__CONSIGNES__:
1. Répondez aux questions suivantes à partir de l'entretien sur les Tchèques installés en France :
(a) Qu'est-ce qui accompagne chaque entretien ?
(b) À quelle époque et avec quelle personnalité le pays était-il peut-être plus connu des Français ?
(c) Qu'est-ce qui plaît aux Tchèques qui viennent s'installer en France, d'après tous les entretiens ?
2. Relevez, dans l'entretien sur les Tchèques installés en France, tous les noms avec lesquels beaucoup de Français confondent la République tchèque.
3. Prolongez l'entretien sur les Tchèques installés en France à partir de sa dernière phrase.

__EXTRAIT DU DOCUMENT__:
----------------

Accompagnant chaque entretien, un petit encart avec un questionnaire auquel répond chaque participant : on y trouve notamment la question « quelles sont les réactions les plus fréquentes des Français vis-à-vis des tchèques » et inversement. On se rend compte que les réactions de chaque culture ou de chaque nation est souvent très empreinte de clichés et ce sont les personnes situées entre les deux qui sont peut-être les plus à même de rétablir la réalité…

« J’aimerais bien que le livre soit utile pour les Tchèques vivant en France mais je souhaiterais aussi présenter la France autrement. Il y a une image très romantique du pays et beaucoup de Tchèques pensent que la vie est facile si on vit en France. Je tente de lutter contre ces clichés. J’ai choisi des personnes aux parcours exceptionnels et j’essaye de présenter la France à travers ces gens. »

Quels sont les réflexions qui sont revenues le plus souvent dans les témoignages que vous avez recueillis ?

'Sans travail,  pas de baguettes',  photo: Garamond
« Les Tchèques se plaignent que beaucoup de Français ne connaissent pas la République tchèque, que beaucoup nous confondent avec la Tchécoslovaquie, la Yougoslavie voire la Tchétchénie. C’est revenu dans tous les entretiens. Les Français ne connaissent pas beaucoup de choses de notre pays, le pays était peut-être plus connu dans les années 1990 avec Václav Havel. Et notre position dans l’Union Européenne est peu claire pour eux, ils ont du mal à nous situer, à savoir si nous sommes un pays pauvre ou un pays riche. »

Est-ce qu’il y a des réflexions qui vous ont surprise, choquée, des choses auxquelles vous ne vous attendiez pas ?

« J’étais surprise, mais pas de manière négative, de voir d’après les témoignages que j’ai recueills auprès de ces Tchèques qu’il existe réellement un art de vivre à la française. Je pensais que cet art de vivre était un cliché mais c’est vraiment ça qui est revenu dans tous mes entretiens et qui plaît aux Tchèques qui viennent s’installer en France. Je pense que c’est pour sa qualité de vie que la France attire : on mange bien, les gens peuvent profiter de leur temps libre, etc. »

----------------

__DONNÉES FOURNIES__:

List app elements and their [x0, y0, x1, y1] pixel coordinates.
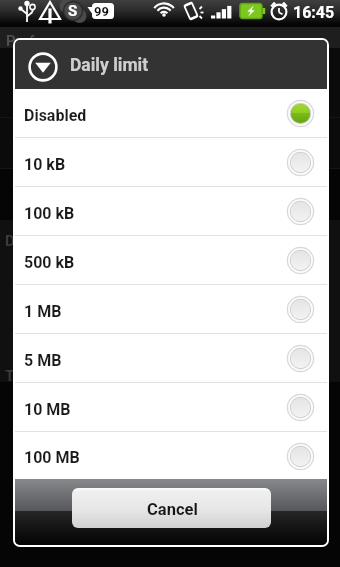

----------------

__CORRIGÉ__:
1.
(a) Un petit encart avec un questionnaire auquel répond chaque participant.
(b) Dans les années 1990, avec Václav Havel.
(c) L'art de vivre à la française.

2. la Tchécoslovaquie, la Yougoslavie, la Tchétchénie

3.
Vous évoquiez au tout début ce thème de l’entre-deux, un entre-deux de pays aux cultures proches mais différentes. N'y a-t-il pas ce même problème au retour en Tchéquie, de ne plus avoir son cercle d’amis d’enfance, de retrouver des gens aux parcours différents ?

'Sans travail,  pas de baguettes',  photo: Garamond
« On a en beaucoup parlé dans nos entretiens. Il y a souvent du côté tchèque une certaine incompréhension, plus que de la jalousie. Les gens en République tchèque ne se rendent pas compte de ce qu’il faut faire pour s’installer à l’étranger. Les Tchèques en France ne comprennent plus, eux, la situation politique au pays malgré le fait de pouvoir la suivre en direct via les réseaux sociaux. La plupart des Tchèques que j’ai interrogés sont habitués à vivre dans une société mixte, avec des gens de différentes cultures, origines et couleurs et ils ne comprennent pas que beaucoup de gens aient peur de ça en République tchèque. Mais tout ceux avec qui j’ai parlé sont contents de revenir en République tchèque, ils aiment tous le pays, leur coin préféré dans la région d’où ils viennent. Cela dépend également de la personne, de savoir si elle veut garder le contact ou le couper. »

« J’ai réalisé en faisant ce livre l’énorme liberté dont nous bénéficions aujourd’hui et c’est bien justement d’avoir choisi ces gens qui se sont venus vivre après 1989, d'eux-mêmes. On vit dans une société où on peut décider de vivre en France et partir dès le lendemain, vivre là-bas et y commencer une nouvelle vie. Il faut être fier de cette liberté qu’on a aujourd’hui car il est assez facile de la perdre. Il faut profiter de cette opportunité de bouger où on veut. Il faut le faire d’une bonne manière pour que ça nous apporte quelque chose. Si on va en France c’est bien d’interagir avec les Français, j’ai pu voir grâce à ce livre que des beaux rapports se créent. On peut rencontrer des gens très intéressants, que ce soit des Tchèques ou des Français. Et ça c’est très beau. »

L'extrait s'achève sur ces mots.